### [Prompt]
Search the entries below. Return every line that has "value" in it.

### [Listing]
+ + + + +
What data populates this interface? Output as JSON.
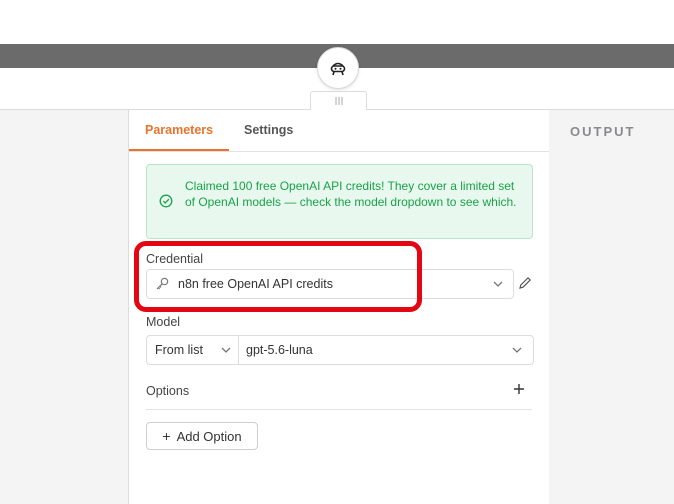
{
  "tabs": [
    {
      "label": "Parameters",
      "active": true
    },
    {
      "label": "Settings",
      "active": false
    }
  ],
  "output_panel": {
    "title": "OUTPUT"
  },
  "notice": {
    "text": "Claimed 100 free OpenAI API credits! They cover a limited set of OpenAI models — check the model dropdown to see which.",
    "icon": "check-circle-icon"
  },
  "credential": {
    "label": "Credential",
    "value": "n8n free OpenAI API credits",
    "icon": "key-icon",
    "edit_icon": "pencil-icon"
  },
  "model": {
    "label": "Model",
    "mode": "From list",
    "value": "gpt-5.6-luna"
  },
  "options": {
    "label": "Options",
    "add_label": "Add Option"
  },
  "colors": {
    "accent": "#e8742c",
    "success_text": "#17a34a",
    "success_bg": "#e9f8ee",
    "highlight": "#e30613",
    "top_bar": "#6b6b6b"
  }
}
+ + + + +
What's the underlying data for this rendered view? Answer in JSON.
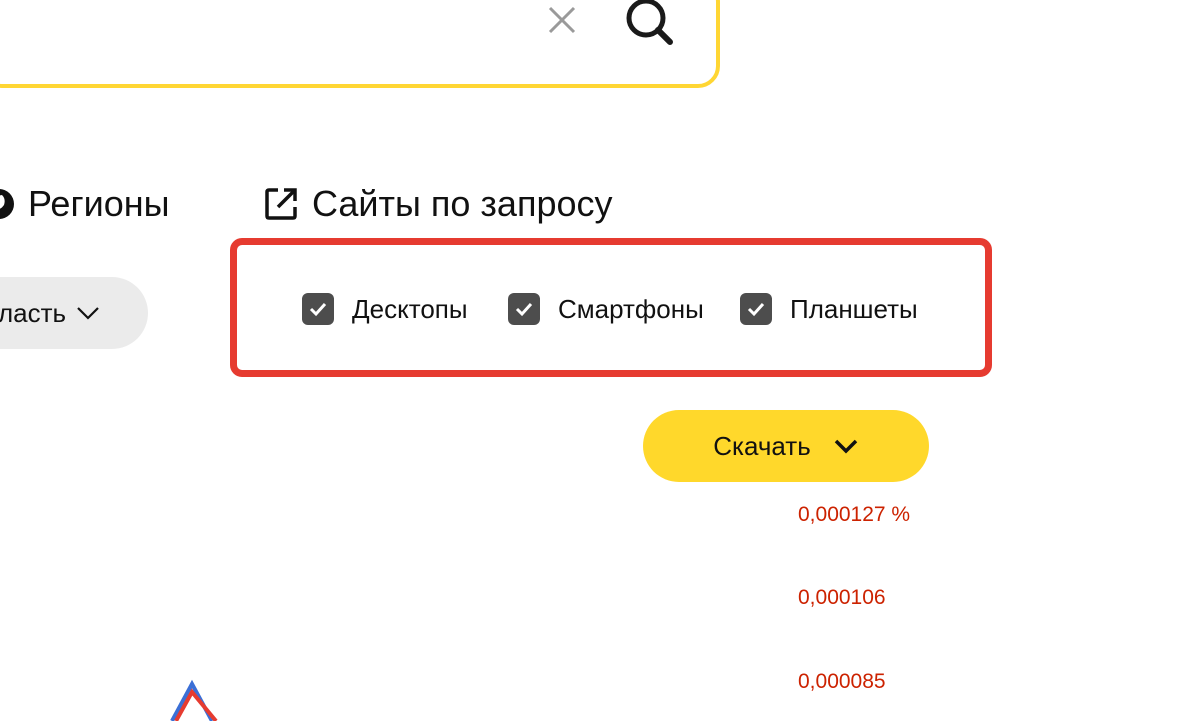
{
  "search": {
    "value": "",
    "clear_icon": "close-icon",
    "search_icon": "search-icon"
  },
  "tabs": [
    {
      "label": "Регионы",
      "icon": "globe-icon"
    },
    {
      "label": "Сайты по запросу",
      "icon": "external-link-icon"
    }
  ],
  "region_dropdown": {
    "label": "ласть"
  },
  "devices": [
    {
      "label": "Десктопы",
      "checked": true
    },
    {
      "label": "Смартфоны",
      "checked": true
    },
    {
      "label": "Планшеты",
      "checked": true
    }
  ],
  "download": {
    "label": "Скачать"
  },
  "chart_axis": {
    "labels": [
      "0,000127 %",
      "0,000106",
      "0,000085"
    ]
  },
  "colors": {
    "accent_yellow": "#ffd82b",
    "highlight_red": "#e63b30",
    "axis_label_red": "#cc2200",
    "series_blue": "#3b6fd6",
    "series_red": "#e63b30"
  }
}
+ + + + +
### [Written solution]
    "value": "n8n free OpenAI API credits",
    "value": "gpt-5.6-luna"
    "value": "",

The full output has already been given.